**GIVEN DATA**

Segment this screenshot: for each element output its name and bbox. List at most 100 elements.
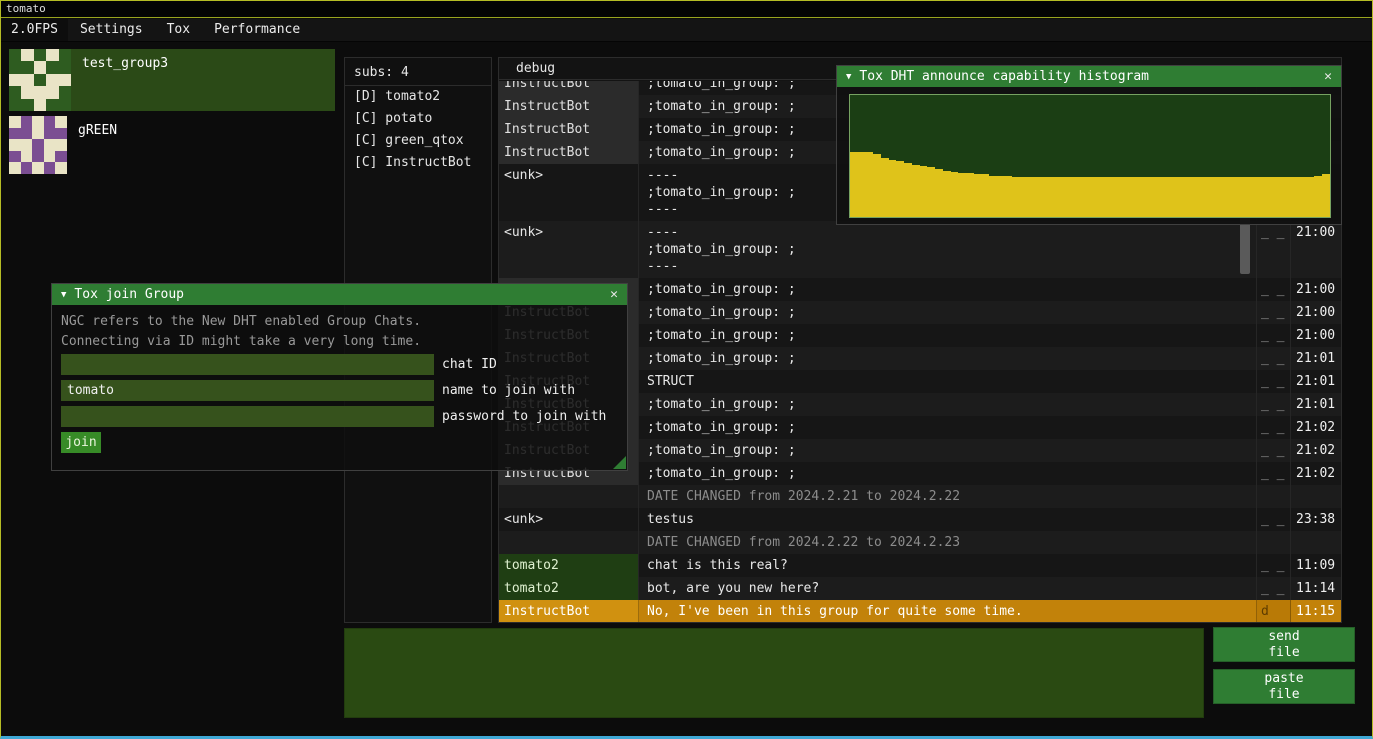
join-window-title: Tox join Group <box>74 287 602 302</box>
message-text: DATE CHANGED from 2024.2.21 to 2024.2.22 <box>639 485 1257 508</box>
histogram-bar <box>1252 177 1260 217</box>
message-time: 23:38 <box>1291 508 1341 531</box>
message-row: InstructBotNo, I've been in this group f… <box>499 600 1341 622</box>
join-window-titlebar[interactable]: ▼ Tox join Group ✕ <box>52 284 627 305</box>
group-name: test_group3 <box>71 49 168 111</box>
window-titlebar[interactable]: tomato <box>1 1 1372 18</box>
resize-grip[interactable] <box>613 456 626 469</box>
group-name: gREEN <box>67 116 117 174</box>
message-flags: _ _ <box>1257 393 1291 416</box>
message-time: 21:00 <box>1291 221 1341 278</box>
sender-name: InstructBot <box>499 118 639 141</box>
send-file-button[interactable]: send file <box>1213 627 1355 662</box>
message-time: 21:02 <box>1291 439 1341 462</box>
menu-item-performance[interactable]: Performance <box>202 19 312 41</box>
member-list: [D] tomato2[C] potato[C] green_qtox[C] I… <box>345 86 491 174</box>
message-flags: d <box>1257 600 1291 622</box>
group-item-test_group3[interactable]: test_group3 <box>9 49 335 111</box>
message-time <box>1291 485 1341 508</box>
collapse-icon[interactable]: ▼ <box>846 72 851 82</box>
message-time: 21:01 <box>1291 347 1341 370</box>
sender-name: InstructBot <box>499 95 639 118</box>
histogram-window-titlebar[interactable]: ▼ Tox DHT announce capability histogram … <box>837 66 1341 87</box>
histogram-bar <box>1322 174 1330 217</box>
field-label: password to join with <box>442 409 606 424</box>
message-flags: _ _ <box>1257 278 1291 301</box>
message-flags <box>1257 485 1291 508</box>
member-item[interactable]: [C] green_qtox <box>345 130 491 152</box>
histogram-bar <box>1299 177 1307 217</box>
join-password-input[interactable] <box>61 406 434 427</box>
histogram-bar <box>1036 177 1044 217</box>
chat-id-input[interactable] <box>61 354 434 375</box>
histogram-bar <box>1214 177 1222 217</box>
histogram-plot <box>849 94 1331 218</box>
close-icon[interactable]: ✕ <box>610 287 618 302</box>
histogram-bar <box>920 166 928 217</box>
histogram-bar <box>889 160 897 217</box>
message-row: tomato2chat is this real?_ _11:09 <box>499 554 1341 577</box>
message-flags: _ _ <box>1257 347 1291 370</box>
sender-name <box>499 531 639 554</box>
message-text: DATE CHANGED from 2024.2.22 to 2024.2.23 <box>639 531 1257 554</box>
sender-name: InstructBot <box>499 600 639 622</box>
menu-item-tox[interactable]: Tox <box>155 19 202 41</box>
member-item[interactable]: [C] InstructBot <box>345 152 491 174</box>
join-name-input[interactable] <box>61 380 434 401</box>
histogram-bar <box>1159 177 1167 217</box>
histogram-bar <box>1260 177 1268 217</box>
sender-name: <unk> <box>499 508 639 531</box>
message-flags: _ _ <box>1257 221 1291 278</box>
app-window: tomato 2.0FPS SettingsToxPerformance tes… <box>0 0 1373 739</box>
field-label: chat ID <box>442 357 497 372</box>
histogram-bar <box>981 174 989 217</box>
message-flags: _ _ <box>1257 324 1291 347</box>
message-time: 21:01 <box>1291 393 1341 416</box>
histogram-bar <box>943 171 951 217</box>
window-title: tomato <box>6 2 46 15</box>
group-avatar-icon <box>9 116 67 174</box>
menu-item-settings[interactable]: Settings <box>68 19 155 41</box>
message-time: 11:09 <box>1291 554 1341 577</box>
histogram-window: ▼ Tox DHT announce capability histogram … <box>836 65 1342 225</box>
message-time <box>1291 531 1341 554</box>
member-item[interactable]: [D] tomato2 <box>345 86 491 108</box>
histogram-bar <box>1005 176 1013 217</box>
message-text: ;tomato_in_group: ; <box>639 439 1257 462</box>
member-item[interactable]: [C] potato <box>345 108 491 130</box>
message-text: ;tomato_in_group: ; <box>639 324 1257 347</box>
group-item-gREEN[interactable]: gREEN <box>9 116 335 174</box>
histogram-bar <box>1028 177 1036 217</box>
histogram-bar <box>873 154 881 217</box>
message-time: 21:01 <box>1291 370 1341 393</box>
date-row: DATE CHANGED from 2024.2.21 to 2024.2.22 <box>499 485 1341 508</box>
histogram-bar <box>966 173 974 217</box>
histogram-window-title: Tox DHT announce capability histogram <box>859 69 1316 84</box>
message-flags: _ _ <box>1257 462 1291 485</box>
message-text: bot, are you new here? <box>639 577 1257 600</box>
message-text: chat is this real? <box>639 554 1257 577</box>
message-flags: _ _ <box>1257 416 1291 439</box>
join-button[interactable]: join <box>61 432 101 453</box>
message-flags: _ _ <box>1257 370 1291 393</box>
histogram-bar <box>997 176 1005 217</box>
histogram-bar <box>858 152 866 217</box>
histogram-bar <box>1244 177 1252 217</box>
histogram-bar <box>1059 177 1067 217</box>
histogram-bar <box>912 165 920 217</box>
histogram-bar <box>1183 177 1191 217</box>
join-fields: chat IDname to join withpassword to join… <box>61 354 606 427</box>
sender-name <box>499 485 639 508</box>
close-icon[interactable]: ✕ <box>1324 69 1332 84</box>
paste-file-button[interactable]: paste file <box>1213 669 1355 704</box>
collapse-icon[interactable]: ▼ <box>61 290 66 300</box>
histogram-bar <box>1012 177 1020 217</box>
histogram-bar <box>1283 177 1291 217</box>
message-text: ;tomato_in_group: ; <box>639 416 1257 439</box>
histogram-bar <box>1237 177 1245 217</box>
message-input[interactable] <box>344 628 1204 718</box>
fps-counter: 2.0FPS <box>1 19 68 41</box>
message-time: 11:14 <box>1291 577 1341 600</box>
histogram-bar <box>989 176 997 217</box>
message-time: 21:00 <box>1291 324 1341 347</box>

**EXERCISE TASK**
Turn the entries between the lines holding "join-window-title: Tox join" and "histogram-bar <box>889 160 897 217</box>", inclusive, into a numbered list, leaving out any blank lines.

**EXERCISE SOLUTION**
1. join-window-title: Tox join Group <box>74 287 602 302</box>
2. message-text: DATE CHANGED from 2024.2.21 to 2024.2.22 <box>639 485 1257 508</box>
3. histogram-bar <box>1252 177 1260 217</box>
4. message-time: 23:38 <box>1291 508 1341 531</box>
5. message-row: InstructBotNo, I've been in this group f… <box>499 600 1341 622</box>
6. join-window-titlebar[interactable]: ▼ Tox join Group ✕ <box>52 284 627 305</box>
7. group-name: test_group3 <box>71 49 168 111</box>
8. window-titlebar[interactable]: tomato <box>1 1 1372 18</box>
9. resize-grip[interactable] <box>613 456 626 469</box>
10. group-name: gREEN <box>67 116 117 174</box>
11. message-flags: _ _ <box>1257 393 1291 416</box>
12. message-time: 21:00 <box>1291 221 1341 278</box>
13. sender-name: InstructBot <box>499 118 639 141</box>
14. send-file-button[interactable]: send file <box>1213 627 1355 662</box>
15. message-time: 21:02 <box>1291 439 1341 462</box>
16. menu-item-performance[interactable]: Performance <box>202 19 312 41</box>
17. member-list: [D] tomato2[C] potato[C] green_qtox[C] I… <box>345 86 491 174</box>
18. message-flags: d <box>1257 600 1291 622</box>
19. group-item-test_group3[interactable]: test_group3 <box>9 49 335 111</box>
20. message-time <box>1291 485 1341 508</box>
21. collapse-icon[interactable]: ▼ <box>846 72 851 82</box>
22. message-time: 21:01 <box>1291 347 1341 370</box>
23. sender-name: InstructBot <box>499 95 639 118</box>
24. histogram-window-titlebar[interactable]: ▼ Tox DHT announce capability histogram … <box>837 66 1341 87</box>
25. histogram-bar <box>1322 174 1330 217</box>
26. field-label: password to join with <box>442 409 606 424</box>
27. message-flags: _ _ <box>1257 278 1291 301</box>
28. message-flags <box>1257 485 1291 508</box>
29. member-item[interactable]: [C] green_qtox <box>345 130 491 152</box>
30. histogram-bar <box>1299 177 1307 217</box>
31. join-password-input[interactable] <box>61 406 434 427</box>
32. histogram-bar <box>1036 177 1044 217</box>
33. chat-id-input[interactable] <box>61 354 434 375</box>
34. histogram-bar <box>1214 177 1222 217</box>
35. histogram-plot <box>849 94 1331 218</box>
36. close-icon[interactable]: ✕ <box>610 287 618 302</box>
37. histogram-bar <box>920 166 928 217</box>
38. histogram-bar <box>889 160 897 217</box>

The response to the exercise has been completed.